- _What you need to do_
Lines that contain "zapamiętanej" are to be counted; give only their number.

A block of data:
+ + + +

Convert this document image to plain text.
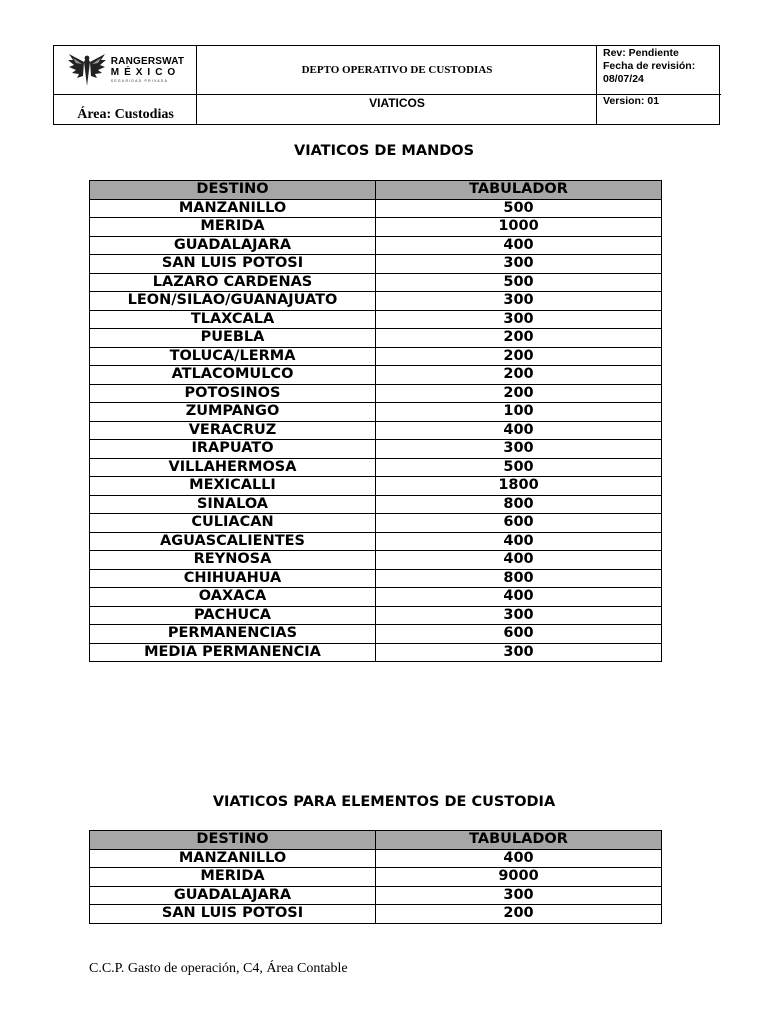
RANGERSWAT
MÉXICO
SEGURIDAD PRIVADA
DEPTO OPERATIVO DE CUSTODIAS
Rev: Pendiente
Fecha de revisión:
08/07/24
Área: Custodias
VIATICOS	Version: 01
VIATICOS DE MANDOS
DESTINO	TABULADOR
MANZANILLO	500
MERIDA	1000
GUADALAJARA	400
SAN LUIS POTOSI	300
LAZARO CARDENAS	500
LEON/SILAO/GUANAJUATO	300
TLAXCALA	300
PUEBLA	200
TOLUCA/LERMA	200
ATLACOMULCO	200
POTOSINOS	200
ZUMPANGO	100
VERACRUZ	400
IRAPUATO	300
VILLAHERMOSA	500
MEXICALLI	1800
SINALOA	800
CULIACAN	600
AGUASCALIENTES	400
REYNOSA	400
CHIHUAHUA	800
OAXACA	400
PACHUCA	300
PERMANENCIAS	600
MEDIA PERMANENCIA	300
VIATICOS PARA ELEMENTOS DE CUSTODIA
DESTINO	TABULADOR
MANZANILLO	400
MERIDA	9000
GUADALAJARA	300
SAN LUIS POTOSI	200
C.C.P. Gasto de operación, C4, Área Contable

+ + + +

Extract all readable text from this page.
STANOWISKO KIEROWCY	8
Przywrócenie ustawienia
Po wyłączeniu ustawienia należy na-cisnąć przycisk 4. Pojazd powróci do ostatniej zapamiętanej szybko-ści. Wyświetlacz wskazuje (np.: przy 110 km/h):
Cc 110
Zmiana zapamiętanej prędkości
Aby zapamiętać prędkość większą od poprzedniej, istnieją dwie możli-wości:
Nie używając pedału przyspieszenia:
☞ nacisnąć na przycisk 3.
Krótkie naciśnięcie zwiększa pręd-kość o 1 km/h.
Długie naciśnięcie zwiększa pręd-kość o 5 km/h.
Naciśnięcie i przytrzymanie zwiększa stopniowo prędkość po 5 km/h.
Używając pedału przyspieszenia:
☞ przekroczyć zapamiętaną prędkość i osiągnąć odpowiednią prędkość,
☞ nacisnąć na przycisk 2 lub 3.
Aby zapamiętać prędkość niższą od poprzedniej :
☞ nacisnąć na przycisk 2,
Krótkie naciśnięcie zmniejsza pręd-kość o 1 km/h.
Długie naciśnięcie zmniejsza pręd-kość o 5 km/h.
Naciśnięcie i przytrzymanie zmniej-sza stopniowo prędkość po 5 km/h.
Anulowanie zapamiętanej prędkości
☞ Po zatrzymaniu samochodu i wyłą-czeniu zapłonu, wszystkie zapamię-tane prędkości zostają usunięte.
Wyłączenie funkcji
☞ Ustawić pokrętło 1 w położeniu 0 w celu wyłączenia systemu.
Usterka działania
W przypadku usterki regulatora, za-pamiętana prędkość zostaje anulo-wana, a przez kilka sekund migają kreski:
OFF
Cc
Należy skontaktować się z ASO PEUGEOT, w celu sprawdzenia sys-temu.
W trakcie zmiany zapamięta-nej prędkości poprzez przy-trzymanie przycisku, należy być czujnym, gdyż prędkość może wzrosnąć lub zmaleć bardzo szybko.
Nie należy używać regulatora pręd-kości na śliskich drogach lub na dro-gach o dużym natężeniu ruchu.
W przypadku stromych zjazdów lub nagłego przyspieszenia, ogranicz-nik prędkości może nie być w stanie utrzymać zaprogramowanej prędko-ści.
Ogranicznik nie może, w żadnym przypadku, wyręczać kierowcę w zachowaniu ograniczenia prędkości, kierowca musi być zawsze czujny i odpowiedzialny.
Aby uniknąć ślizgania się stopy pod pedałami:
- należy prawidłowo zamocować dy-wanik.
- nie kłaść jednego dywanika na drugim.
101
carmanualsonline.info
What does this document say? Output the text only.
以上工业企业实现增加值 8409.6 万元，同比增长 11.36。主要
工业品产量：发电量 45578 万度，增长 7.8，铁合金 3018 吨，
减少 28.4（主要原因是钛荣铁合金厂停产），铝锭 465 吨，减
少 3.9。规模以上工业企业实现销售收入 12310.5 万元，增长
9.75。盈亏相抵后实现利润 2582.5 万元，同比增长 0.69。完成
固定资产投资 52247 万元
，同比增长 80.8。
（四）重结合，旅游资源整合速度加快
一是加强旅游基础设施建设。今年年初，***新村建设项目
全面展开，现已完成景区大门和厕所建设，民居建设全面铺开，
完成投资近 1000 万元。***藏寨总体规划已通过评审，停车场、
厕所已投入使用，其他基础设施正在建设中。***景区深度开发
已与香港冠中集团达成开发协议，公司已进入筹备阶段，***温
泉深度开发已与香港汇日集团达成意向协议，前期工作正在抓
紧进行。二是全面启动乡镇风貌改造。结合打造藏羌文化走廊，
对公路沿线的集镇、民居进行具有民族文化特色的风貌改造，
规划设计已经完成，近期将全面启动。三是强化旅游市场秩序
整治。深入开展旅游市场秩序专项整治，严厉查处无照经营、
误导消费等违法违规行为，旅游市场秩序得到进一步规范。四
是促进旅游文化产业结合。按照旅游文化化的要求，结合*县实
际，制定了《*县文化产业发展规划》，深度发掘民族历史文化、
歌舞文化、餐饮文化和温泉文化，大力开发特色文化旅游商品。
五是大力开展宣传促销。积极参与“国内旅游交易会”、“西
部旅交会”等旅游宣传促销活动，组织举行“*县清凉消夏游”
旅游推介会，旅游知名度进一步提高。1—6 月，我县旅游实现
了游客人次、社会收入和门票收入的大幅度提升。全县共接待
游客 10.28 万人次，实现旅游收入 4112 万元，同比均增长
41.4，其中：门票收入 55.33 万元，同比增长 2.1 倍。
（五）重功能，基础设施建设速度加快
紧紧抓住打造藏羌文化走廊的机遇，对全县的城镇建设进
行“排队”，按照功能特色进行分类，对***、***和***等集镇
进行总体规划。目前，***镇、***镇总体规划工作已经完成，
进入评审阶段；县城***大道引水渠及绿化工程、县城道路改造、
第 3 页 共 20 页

+ + + +

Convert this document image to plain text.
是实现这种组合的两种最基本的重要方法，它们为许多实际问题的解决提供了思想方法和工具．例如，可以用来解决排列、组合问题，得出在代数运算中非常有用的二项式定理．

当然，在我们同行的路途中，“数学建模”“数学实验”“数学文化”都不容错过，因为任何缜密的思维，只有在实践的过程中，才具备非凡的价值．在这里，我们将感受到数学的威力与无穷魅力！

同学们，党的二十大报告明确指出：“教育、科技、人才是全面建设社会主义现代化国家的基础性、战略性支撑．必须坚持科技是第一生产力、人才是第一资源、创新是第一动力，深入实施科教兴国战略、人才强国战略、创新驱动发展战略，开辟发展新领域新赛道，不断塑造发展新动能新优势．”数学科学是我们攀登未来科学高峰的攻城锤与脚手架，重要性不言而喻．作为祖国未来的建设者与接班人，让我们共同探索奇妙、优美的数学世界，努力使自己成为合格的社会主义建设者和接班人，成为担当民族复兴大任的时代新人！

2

+ + + +

- _Output for this task_
3